Stored data entries:
========

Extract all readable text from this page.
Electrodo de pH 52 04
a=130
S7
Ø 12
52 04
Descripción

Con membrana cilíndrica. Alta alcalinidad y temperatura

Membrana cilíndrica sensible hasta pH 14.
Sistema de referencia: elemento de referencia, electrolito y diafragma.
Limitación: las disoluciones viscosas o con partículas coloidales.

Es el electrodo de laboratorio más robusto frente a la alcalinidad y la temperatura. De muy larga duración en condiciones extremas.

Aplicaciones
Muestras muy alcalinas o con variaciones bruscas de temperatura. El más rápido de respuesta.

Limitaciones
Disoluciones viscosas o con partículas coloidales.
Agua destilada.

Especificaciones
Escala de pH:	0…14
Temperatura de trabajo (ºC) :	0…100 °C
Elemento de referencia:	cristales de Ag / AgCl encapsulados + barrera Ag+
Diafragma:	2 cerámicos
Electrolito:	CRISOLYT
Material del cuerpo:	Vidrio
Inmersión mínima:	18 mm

========

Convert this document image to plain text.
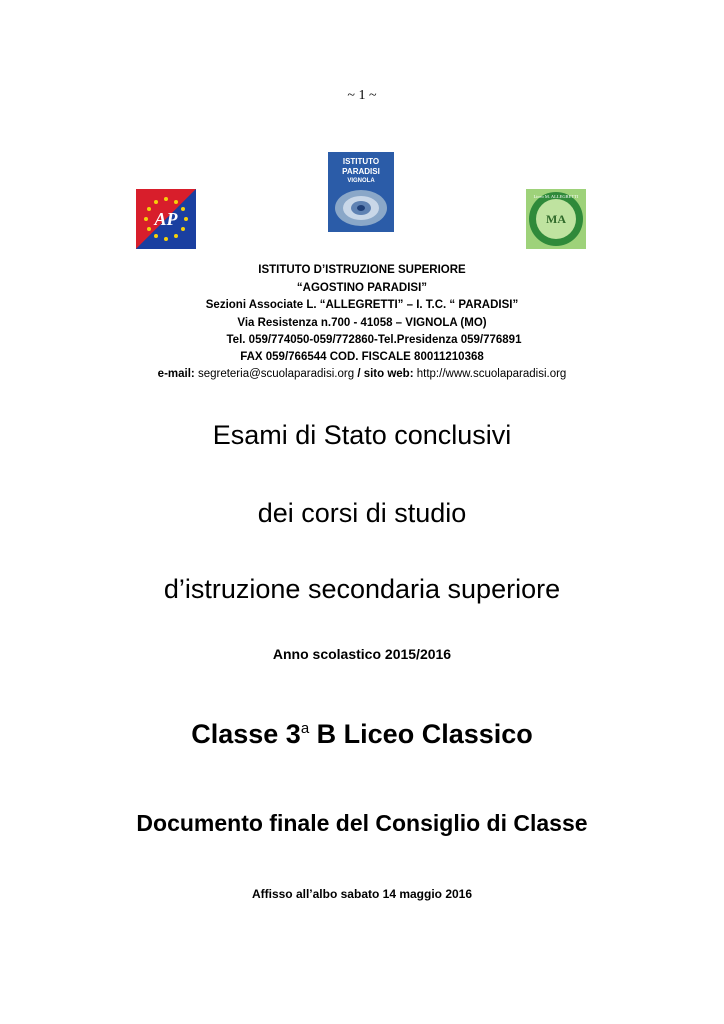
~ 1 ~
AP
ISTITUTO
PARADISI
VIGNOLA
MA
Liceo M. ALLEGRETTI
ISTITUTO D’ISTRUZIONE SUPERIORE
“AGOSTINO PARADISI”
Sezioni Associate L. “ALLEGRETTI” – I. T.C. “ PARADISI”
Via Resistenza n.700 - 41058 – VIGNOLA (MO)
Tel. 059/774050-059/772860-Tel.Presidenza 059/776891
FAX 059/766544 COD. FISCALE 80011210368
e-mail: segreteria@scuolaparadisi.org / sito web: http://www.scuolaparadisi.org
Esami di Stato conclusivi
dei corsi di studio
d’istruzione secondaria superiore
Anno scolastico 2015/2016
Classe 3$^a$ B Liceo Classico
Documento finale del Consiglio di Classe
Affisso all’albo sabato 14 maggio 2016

========

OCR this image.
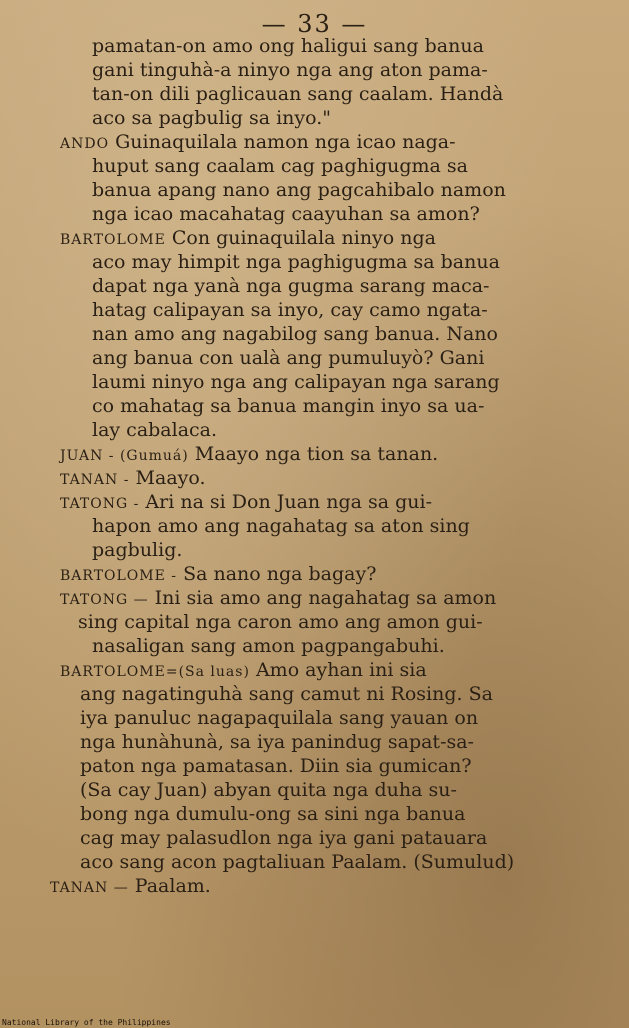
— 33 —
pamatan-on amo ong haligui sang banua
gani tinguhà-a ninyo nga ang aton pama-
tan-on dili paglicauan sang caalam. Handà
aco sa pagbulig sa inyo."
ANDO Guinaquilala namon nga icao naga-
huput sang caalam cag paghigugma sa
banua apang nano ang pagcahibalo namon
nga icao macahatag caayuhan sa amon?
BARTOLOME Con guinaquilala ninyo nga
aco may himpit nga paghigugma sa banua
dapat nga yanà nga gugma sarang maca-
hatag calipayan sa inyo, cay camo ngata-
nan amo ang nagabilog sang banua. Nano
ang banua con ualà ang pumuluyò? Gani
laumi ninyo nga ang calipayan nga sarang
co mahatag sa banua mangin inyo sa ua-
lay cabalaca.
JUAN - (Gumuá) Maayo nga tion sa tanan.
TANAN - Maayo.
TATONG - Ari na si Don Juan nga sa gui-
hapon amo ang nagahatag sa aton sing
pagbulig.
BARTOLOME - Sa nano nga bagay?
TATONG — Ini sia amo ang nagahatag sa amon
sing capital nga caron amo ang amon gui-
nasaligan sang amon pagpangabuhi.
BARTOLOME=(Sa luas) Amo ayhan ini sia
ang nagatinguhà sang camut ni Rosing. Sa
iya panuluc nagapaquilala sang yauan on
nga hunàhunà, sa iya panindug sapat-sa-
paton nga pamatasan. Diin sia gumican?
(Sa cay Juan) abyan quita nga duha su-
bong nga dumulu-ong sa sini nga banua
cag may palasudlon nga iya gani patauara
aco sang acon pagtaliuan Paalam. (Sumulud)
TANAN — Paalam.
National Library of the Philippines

========

Written exercise:
In the records above, locate the lines holding the word "cilíndrica". Copy each of them.

Exercise response:
Con membrana cilíndrica. Alta alcalinidad y temperatura
Membrana cilíndrica sensible hasta pH 14.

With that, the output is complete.